> RECORDS FOR THIS EXERCISE
——
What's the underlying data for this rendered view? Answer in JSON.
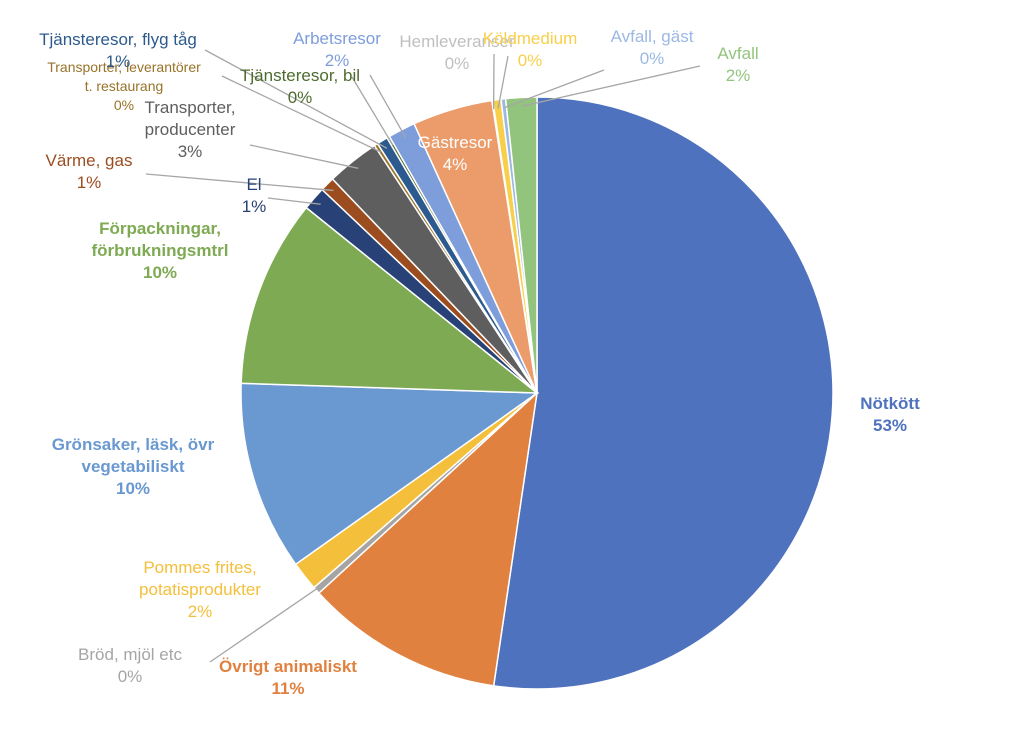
{
  "chart_data": {
    "type": "pie",
    "title": "",
    "slices": [
      {
        "name": "Nötkött",
        "value": 52.6,
        "label_pct": "53%",
        "color": "#4F72BE",
        "bold": true
      },
      {
        "name": "Övrigt animaliskt",
        "value": 10.9,
        "label_pct": "11%",
        "color": "#E0813F",
        "bold": true
      },
      {
        "name": "Bröd, mjöl etc",
        "value": 0.4,
        "label_pct": "0%",
        "color": "#A5A5A5",
        "bold": false
      },
      {
        "name": "Pommes frites, potatisprodukter",
        "value": 1.6,
        "label_pct": "2%",
        "color": "#F4BF3A",
        "bold": false
      },
      {
        "name": "Grönsaker, läsk, övr vegetabiliskt",
        "value": 10.4,
        "label_pct": "10%",
        "color": "#6A98D0",
        "bold": true
      },
      {
        "name": "Förpackningar, förbrukningsmtrl",
        "value": 10.3,
        "label_pct": "10%",
        "color": "#7DAA52",
        "bold": true
      },
      {
        "name": "El",
        "value": 1.3,
        "label_pct": "1%",
        "color": "#284176",
        "bold": false
      },
      {
        "name": "Värme, gas",
        "value": 0.8,
        "label_pct": "1%",
        "color": "#9C4D1F",
        "bold": false
      },
      {
        "name": "Transporter, producenter",
        "value": 2.9,
        "label_pct": "3%",
        "color": "#5E5E5E",
        "bold": false
      },
      {
        "name": "Transporter, leverantörer t. restaurang",
        "value": 0.2,
        "label_pct": "0%",
        "color": "#987329",
        "bold": false
      },
      {
        "name": "Tjänsteresor, flyg tåg",
        "value": 0.6,
        "label_pct": "1%",
        "color": "#2D5A8E",
        "bold": false
      },
      {
        "name": "Tjänsteresor, bil",
        "value": 0.15,
        "label_pct": "0%",
        "color": "#4E6B2E",
        "bold": false
      },
      {
        "name": "Arbetsresor",
        "value": 1.5,
        "label_pct": "2%",
        "color": "#7D9DDB",
        "bold": false
      },
      {
        "name": "Gästresor",
        "value": 4.4,
        "label_pct": "4%",
        "color": "#EB9C6A",
        "bold": false
      },
      {
        "name": "Hemleveranser",
        "value": 0.05,
        "label_pct": "0%",
        "color": "#BFBFBF",
        "bold": false
      },
      {
        "name": "Köldmedium",
        "value": 0.45,
        "label_pct": "0%",
        "color": "#F8CF4A",
        "bold": false
      },
      {
        "name": "Avfall, gäst",
        "value": 0.25,
        "label_pct": "0%",
        "color": "#9BB9E3",
        "bold": false
      },
      {
        "name": "Avfall",
        "value": 1.7,
        "label_pct": "2%",
        "color": "#93C47D",
        "bold": false
      }
    ]
  }
}
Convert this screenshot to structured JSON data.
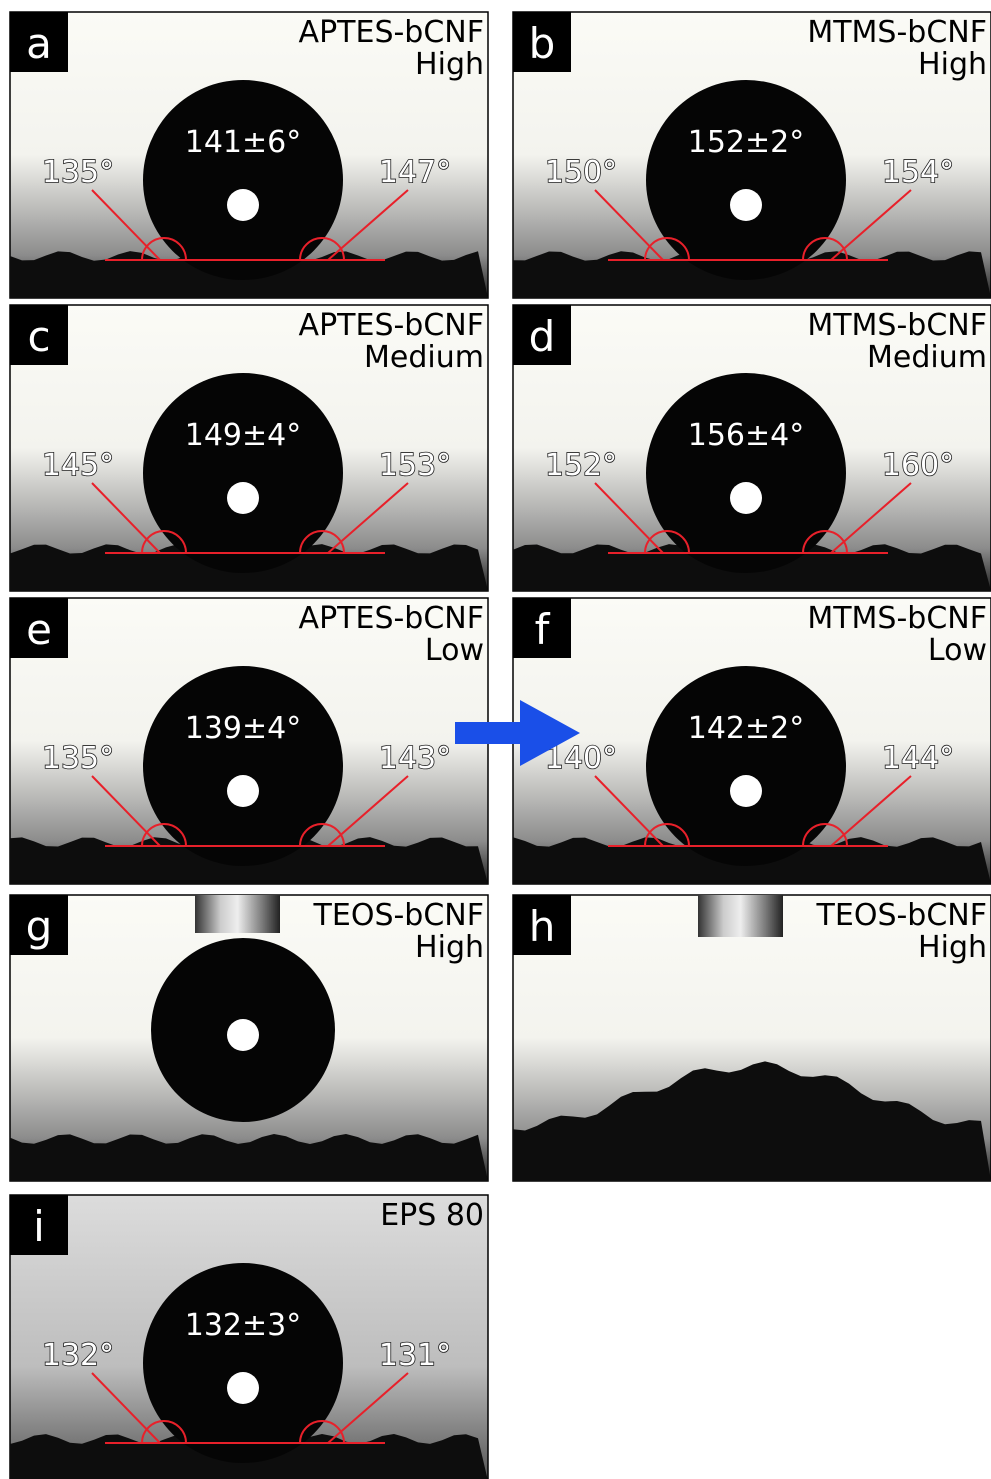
{
  "panels": [
    {
      "letter": "a",
      "title": "APTES-bCNF",
      "subtitle": "High",
      "mean": "141±6°",
      "left": "135°",
      "right": "147°"
    },
    {
      "letter": "b",
      "title": "MTMS-bCNF",
      "subtitle": "High",
      "mean": "152±2°",
      "left": "150°",
      "right": "154°"
    },
    {
      "letter": "c",
      "title": "APTES-bCNF",
      "subtitle": "Medium",
      "mean": "149±4°",
      "left": "145°",
      "right": "153°"
    },
    {
      "letter": "d",
      "title": "MTMS-bCNF",
      "subtitle": "Medium",
      "mean": "156±4°",
      "left": "152°",
      "right": "160°"
    },
    {
      "letter": "e",
      "title": "APTES-bCNF",
      "subtitle": "Low",
      "mean": "139±4°",
      "left": "135°",
      "right": "143°"
    },
    {
      "letter": "f",
      "title": "MTMS-bCNF",
      "subtitle": "Low",
      "mean": "142±2°",
      "left": "140°",
      "right": "144°"
    },
    {
      "letter": "g",
      "title": "TEOS-bCNF",
      "subtitle": "High"
    },
    {
      "letter": "h",
      "title": "TEOS-bCNF",
      "subtitle": "High"
    },
    {
      "letter": "i",
      "title": "EPS 80",
      "mean": "132±3°",
      "left": "132°",
      "right": "131°"
    }
  ]
}
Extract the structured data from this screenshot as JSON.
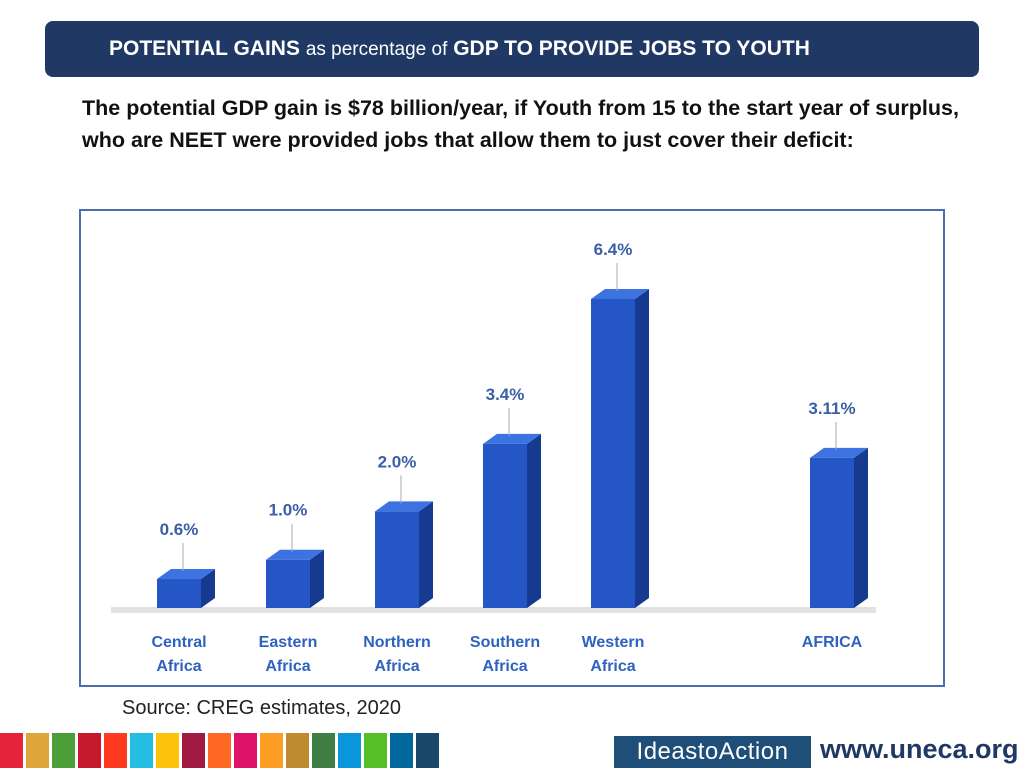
{
  "header": {
    "title_part1": "POTENTIAL GAINS",
    "title_part2": "as percentage of",
    "title_part3": "GDP TO PROVIDE JOBS TO YOUTH"
  },
  "intro_text": "The potential GDP gain is  $78 billion/year, if Youth from 15 to the start year of surplus, who are NEET were provided jobs that allow them to just cover their deficit:",
  "source": "Source: CREG estimates, 2020",
  "footer": {
    "ideas_text": "IdeastoAction",
    "site": "www.uneca.org",
    "colors": [
      "#e5243b",
      "#dda63a",
      "#4c9f38",
      "#c5192d",
      "#ff3a21",
      "#26bde2",
      "#fcc30b",
      "#a21942",
      "#fd6925",
      "#dd1367",
      "#fd9d24",
      "#bf8b2e",
      "#3f7e44",
      "#0a97d9",
      "#56c02b",
      "#00689d",
      "#19486a"
    ]
  },
  "chart_data": {
    "type": "bar",
    "title": "",
    "xlabel": "",
    "ylabel": "",
    "ylim": [
      0,
      7
    ],
    "grid": false,
    "legend": "none",
    "bar_color": "#2457c5",
    "label_color": "#3a5fa8",
    "categories": [
      [
        "Central",
        "Africa"
      ],
      [
        "Eastern",
        "Africa"
      ],
      [
        "Northern",
        "Africa"
      ],
      [
        "Southern",
        "Africa"
      ],
      [
        "Western",
        "Africa"
      ],
      [
        "AFRICA"
      ]
    ],
    "values": [
      0.6,
      1.0,
      2.0,
      3.4,
      6.4,
      3.11
    ],
    "value_labels": [
      "0.6%",
      "1.0%",
      "2.0%",
      "3.4%",
      "6.4%",
      "3.11%"
    ]
  }
}
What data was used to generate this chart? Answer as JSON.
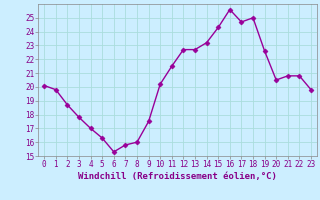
{
  "x": [
    0,
    1,
    2,
    3,
    4,
    5,
    6,
    7,
    8,
    9,
    10,
    11,
    12,
    13,
    14,
    15,
    16,
    17,
    18,
    19,
    20,
    21,
    22,
    23
  ],
  "y": [
    20.1,
    19.8,
    18.7,
    17.8,
    17.0,
    16.3,
    15.3,
    15.8,
    16.0,
    17.5,
    20.2,
    21.5,
    22.7,
    22.7,
    23.2,
    24.3,
    25.6,
    24.7,
    25.0,
    22.6,
    20.5,
    20.8,
    20.8,
    19.8
  ],
  "line_color": "#990099",
  "marker": "D",
  "markersize": 2.5,
  "linewidth": 1.0,
  "bg_color": "#cceeff",
  "grid_color": "#aadddd",
  "xlabel": "Windchill (Refroidissement éolien,°C)",
  "ylim": [
    15,
    26
  ],
  "xlim": [
    -0.5,
    23.5
  ],
  "yticks": [
    15,
    16,
    17,
    18,
    19,
    20,
    21,
    22,
    23,
    24,
    25
  ],
  "xticks": [
    0,
    1,
    2,
    3,
    4,
    5,
    6,
    7,
    8,
    9,
    10,
    11,
    12,
    13,
    14,
    15,
    16,
    17,
    18,
    19,
    20,
    21,
    22,
    23
  ],
  "tick_fontsize": 5.5,
  "label_fontsize": 6.5,
  "tick_color": "#880088",
  "label_color": "#880088",
  "spine_color": "#888888"
}
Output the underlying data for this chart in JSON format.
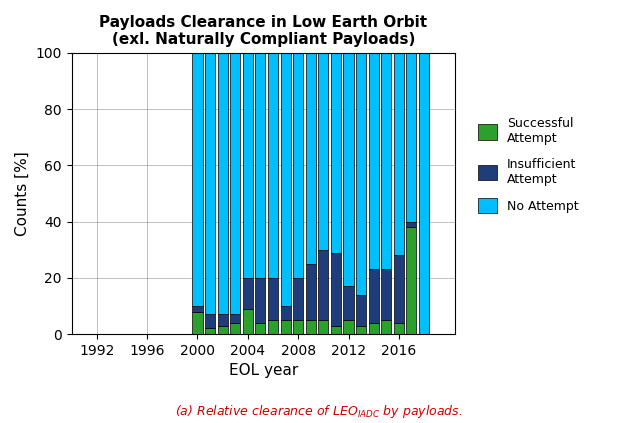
{
  "years": [
    2000,
    2001,
    2002,
    2003,
    2004,
    2005,
    2006,
    2007,
    2008,
    2009,
    2010,
    2011,
    2012,
    2013,
    2014,
    2015,
    2016,
    2017,
    2018
  ],
  "successful": [
    8,
    2,
    3,
    4,
    9,
    4,
    5,
    5,
    5,
    5,
    5,
    3,
    5,
    3,
    4,
    5,
    4,
    38,
    0
  ],
  "insufficient": [
    2,
    5,
    4,
    3,
    11,
    16,
    15,
    5,
    15,
    20,
    25,
    26,
    12,
    11,
    19,
    18,
    24,
    2,
    0
  ],
  "no_attempt": [
    90,
    93,
    93,
    93,
    80,
    80,
    80,
    90,
    80,
    75,
    70,
    71,
    83,
    86,
    77,
    77,
    72,
    60,
    100
  ],
  "color_successful": "#2ca02c",
  "color_insufficient": "#1f3d7a",
  "color_no_attempt": "#00bfff",
  "title_line1": "Payloads Clearance in Low Earth Orbit",
  "title_line2": "(exl. Naturally Compliant Payloads)",
  "xlabel": "EOL year",
  "ylabel": "Counts [%]",
  "ylim": [
    0,
    100
  ],
  "xlim": [
    1990,
    2020.5
  ],
  "xtick_positions": [
    1992,
    1996,
    2000,
    2004,
    2008,
    2012,
    2016
  ],
  "xtick_labels": [
    "1992",
    "1996",
    "2000",
    "2004",
    "2008",
    "2012",
    "2016"
  ],
  "ytick_positions": [
    0,
    20,
    40,
    60,
    80,
    100
  ],
  "ytick_labels": [
    "0",
    "20",
    "40",
    "60",
    "80",
    "100"
  ],
  "bar_width": 0.8,
  "legend_label_successful": "Successful\nAttempt",
  "legend_label_insufficient": "Insufficient\nAttempt",
  "legend_label_no_attempt": "No Attempt",
  "caption_color": "#cc0000"
}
——
> GIVEN INSTRUCTION
Gather all lines of the records that include the word "Tjänsteresor".

> ANSWER
        "name": "Tjänsteresor, flyg tåg",
        "name": "Tjänsteresor, bil",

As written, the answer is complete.